**What you should do**
Copy out, from the entries below, each line holding the string "Viewer".

**Provided material**
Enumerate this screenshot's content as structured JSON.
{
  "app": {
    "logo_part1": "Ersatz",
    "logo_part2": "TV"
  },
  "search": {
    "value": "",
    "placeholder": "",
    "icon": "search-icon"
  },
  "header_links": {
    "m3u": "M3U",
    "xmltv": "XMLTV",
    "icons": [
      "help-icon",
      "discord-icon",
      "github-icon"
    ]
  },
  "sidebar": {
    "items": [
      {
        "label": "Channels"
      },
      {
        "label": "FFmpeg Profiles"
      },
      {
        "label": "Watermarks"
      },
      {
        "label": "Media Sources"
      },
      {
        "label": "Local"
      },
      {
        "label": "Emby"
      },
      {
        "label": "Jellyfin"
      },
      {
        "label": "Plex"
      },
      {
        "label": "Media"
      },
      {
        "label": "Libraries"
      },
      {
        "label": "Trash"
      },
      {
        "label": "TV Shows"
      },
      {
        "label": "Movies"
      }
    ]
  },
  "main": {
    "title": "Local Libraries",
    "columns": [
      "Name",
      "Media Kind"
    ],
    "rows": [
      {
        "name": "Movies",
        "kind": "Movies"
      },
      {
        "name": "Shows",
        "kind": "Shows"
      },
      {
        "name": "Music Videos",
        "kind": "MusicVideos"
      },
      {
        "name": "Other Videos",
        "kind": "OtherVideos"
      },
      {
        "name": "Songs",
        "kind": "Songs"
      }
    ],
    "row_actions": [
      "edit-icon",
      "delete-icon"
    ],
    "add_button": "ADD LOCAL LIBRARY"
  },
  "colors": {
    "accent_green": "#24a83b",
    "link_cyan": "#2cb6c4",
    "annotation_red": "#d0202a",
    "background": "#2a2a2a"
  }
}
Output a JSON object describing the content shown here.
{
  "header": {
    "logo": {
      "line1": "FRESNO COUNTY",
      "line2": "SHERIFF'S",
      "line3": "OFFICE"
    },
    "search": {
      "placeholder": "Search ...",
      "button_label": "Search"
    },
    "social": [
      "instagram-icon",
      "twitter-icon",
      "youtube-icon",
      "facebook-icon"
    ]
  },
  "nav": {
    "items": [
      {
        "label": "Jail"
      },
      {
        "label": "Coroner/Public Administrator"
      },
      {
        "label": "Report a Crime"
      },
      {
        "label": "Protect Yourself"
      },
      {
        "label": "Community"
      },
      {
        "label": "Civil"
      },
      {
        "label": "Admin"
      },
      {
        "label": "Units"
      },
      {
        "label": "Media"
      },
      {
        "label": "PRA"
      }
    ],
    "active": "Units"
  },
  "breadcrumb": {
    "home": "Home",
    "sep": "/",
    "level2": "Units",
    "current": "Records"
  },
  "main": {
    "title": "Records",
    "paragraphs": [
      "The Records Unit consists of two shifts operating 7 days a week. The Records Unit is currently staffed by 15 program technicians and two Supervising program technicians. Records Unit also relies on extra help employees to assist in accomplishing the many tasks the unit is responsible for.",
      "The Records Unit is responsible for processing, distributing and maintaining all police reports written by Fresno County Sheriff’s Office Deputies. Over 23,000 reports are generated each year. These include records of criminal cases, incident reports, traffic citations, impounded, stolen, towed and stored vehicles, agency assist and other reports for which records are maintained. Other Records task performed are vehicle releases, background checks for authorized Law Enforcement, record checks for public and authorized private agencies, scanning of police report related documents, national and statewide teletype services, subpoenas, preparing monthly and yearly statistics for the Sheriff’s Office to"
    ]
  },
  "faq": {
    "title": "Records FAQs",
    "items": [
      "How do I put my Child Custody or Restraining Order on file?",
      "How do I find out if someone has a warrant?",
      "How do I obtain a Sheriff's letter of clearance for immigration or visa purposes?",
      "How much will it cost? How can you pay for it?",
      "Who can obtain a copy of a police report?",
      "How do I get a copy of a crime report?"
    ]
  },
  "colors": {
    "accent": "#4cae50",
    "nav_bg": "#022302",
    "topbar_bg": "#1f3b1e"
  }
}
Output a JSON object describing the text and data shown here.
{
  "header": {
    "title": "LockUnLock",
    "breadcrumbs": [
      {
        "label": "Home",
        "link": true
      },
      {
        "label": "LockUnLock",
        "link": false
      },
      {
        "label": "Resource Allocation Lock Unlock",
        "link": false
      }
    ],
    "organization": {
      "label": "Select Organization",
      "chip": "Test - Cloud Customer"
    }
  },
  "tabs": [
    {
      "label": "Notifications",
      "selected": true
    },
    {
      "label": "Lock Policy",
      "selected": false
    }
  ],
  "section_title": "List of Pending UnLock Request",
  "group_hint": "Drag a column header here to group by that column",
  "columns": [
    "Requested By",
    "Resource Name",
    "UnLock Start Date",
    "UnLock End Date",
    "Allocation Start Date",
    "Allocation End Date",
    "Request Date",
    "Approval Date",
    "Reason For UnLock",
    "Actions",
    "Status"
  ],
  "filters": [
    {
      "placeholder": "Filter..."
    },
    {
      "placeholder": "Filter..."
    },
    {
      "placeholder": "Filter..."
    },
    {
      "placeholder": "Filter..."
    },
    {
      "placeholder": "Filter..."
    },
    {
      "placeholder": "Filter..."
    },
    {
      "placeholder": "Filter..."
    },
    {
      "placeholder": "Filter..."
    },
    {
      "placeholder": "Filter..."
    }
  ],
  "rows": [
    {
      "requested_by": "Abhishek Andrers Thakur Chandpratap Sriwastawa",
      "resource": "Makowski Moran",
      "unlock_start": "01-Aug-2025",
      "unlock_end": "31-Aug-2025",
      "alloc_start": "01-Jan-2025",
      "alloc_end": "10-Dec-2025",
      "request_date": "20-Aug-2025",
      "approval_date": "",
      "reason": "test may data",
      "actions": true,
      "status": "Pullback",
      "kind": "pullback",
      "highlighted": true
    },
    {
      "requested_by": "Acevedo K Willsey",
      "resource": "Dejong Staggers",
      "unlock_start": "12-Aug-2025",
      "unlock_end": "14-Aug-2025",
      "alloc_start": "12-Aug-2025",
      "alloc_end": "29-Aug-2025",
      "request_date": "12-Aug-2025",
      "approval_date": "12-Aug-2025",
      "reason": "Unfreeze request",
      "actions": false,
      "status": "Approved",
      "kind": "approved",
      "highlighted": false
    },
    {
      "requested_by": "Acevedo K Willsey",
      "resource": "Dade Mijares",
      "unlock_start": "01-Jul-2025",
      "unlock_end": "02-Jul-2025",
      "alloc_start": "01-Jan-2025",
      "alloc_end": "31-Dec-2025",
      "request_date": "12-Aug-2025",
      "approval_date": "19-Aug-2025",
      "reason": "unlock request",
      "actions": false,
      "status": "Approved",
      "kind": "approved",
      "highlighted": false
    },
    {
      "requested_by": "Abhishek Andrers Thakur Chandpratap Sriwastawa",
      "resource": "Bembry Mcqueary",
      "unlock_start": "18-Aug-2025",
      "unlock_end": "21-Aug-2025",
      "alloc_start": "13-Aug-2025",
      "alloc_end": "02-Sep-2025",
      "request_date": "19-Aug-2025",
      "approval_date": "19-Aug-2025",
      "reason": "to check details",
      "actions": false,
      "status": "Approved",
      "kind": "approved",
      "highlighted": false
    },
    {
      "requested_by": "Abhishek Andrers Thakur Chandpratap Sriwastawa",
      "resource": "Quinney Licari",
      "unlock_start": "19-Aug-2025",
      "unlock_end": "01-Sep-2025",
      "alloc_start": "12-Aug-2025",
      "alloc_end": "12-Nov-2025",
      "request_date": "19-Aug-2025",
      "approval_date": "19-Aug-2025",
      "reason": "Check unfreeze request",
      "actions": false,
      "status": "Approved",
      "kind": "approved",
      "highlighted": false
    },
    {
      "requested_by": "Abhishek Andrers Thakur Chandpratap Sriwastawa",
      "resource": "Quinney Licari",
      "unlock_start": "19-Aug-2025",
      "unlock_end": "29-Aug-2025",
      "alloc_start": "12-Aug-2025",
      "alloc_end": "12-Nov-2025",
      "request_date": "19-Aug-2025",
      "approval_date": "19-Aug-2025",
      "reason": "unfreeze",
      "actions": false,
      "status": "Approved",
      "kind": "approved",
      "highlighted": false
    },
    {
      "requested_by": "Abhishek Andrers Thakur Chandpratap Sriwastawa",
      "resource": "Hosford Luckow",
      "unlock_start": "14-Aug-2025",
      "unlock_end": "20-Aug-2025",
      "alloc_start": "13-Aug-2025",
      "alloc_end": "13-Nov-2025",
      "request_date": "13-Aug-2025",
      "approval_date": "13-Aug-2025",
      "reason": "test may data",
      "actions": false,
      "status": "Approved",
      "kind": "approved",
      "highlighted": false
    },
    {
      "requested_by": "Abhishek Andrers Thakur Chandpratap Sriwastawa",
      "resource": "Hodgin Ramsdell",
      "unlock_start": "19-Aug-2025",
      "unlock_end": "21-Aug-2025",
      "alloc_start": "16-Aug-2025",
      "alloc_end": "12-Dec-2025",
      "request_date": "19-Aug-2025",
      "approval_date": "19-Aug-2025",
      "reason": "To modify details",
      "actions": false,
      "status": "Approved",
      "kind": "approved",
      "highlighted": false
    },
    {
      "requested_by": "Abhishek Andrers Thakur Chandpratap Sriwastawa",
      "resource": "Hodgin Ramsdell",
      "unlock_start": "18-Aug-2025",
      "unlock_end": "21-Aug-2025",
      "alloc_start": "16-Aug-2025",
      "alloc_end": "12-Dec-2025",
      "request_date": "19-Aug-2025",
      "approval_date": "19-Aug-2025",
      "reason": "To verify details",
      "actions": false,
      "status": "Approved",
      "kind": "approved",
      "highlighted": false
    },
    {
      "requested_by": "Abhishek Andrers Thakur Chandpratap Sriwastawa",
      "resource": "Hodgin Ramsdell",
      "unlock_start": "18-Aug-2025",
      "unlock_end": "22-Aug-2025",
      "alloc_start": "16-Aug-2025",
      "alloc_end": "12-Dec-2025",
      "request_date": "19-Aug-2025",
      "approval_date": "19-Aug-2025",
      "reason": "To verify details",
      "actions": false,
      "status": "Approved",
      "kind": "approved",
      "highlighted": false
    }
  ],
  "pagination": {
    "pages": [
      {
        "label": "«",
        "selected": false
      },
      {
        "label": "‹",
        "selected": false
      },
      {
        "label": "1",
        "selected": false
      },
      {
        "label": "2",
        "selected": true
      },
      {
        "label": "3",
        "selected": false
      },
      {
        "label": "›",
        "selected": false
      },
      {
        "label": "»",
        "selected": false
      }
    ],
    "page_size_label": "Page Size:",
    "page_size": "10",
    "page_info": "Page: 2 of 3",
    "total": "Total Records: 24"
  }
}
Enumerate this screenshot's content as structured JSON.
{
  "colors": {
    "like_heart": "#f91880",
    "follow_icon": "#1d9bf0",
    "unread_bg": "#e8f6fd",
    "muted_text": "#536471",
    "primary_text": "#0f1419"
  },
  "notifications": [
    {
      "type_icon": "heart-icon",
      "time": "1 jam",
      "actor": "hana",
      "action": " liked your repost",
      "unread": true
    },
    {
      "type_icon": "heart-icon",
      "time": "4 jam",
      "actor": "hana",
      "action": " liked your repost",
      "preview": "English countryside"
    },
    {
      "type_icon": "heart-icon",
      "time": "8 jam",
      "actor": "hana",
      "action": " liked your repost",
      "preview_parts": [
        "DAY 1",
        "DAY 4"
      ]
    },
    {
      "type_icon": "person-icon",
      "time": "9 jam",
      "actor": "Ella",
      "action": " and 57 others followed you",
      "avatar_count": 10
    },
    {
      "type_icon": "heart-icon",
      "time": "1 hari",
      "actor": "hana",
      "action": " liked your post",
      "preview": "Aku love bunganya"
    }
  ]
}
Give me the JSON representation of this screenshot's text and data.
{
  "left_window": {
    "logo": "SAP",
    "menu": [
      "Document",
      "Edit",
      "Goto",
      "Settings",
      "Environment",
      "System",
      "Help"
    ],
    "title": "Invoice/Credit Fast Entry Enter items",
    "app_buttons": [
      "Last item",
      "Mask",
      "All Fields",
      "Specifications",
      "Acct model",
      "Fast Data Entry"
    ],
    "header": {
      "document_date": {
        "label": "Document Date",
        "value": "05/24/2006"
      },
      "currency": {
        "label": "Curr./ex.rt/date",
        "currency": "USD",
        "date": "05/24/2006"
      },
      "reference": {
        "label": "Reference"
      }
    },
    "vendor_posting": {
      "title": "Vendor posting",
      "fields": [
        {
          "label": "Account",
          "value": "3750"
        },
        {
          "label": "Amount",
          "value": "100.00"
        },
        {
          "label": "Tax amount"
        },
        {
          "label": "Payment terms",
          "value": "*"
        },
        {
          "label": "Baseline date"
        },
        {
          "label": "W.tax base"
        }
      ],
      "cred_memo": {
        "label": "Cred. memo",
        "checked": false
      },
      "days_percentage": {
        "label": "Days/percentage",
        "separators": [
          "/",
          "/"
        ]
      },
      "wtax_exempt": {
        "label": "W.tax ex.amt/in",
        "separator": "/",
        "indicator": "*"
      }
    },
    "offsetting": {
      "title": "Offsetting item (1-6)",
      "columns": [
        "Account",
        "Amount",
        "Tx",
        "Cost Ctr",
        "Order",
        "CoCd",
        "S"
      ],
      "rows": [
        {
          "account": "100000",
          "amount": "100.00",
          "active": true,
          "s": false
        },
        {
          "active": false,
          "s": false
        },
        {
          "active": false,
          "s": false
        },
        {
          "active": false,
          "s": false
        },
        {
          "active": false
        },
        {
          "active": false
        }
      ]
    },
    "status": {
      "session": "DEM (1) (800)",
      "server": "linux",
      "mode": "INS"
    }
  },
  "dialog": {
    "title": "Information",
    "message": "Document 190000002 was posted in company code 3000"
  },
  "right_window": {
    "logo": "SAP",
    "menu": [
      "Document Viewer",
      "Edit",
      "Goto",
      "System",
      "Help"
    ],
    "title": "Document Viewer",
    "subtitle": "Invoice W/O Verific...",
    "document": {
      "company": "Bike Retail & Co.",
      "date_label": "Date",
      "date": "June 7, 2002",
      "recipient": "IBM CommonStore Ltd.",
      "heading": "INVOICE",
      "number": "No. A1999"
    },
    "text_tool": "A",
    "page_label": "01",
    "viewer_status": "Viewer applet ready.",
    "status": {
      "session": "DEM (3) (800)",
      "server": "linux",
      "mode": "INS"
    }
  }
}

**Result below**
      "Document Viewer",
    "title": "Document Viewer",
    "viewer_status": "Viewer applet ready.",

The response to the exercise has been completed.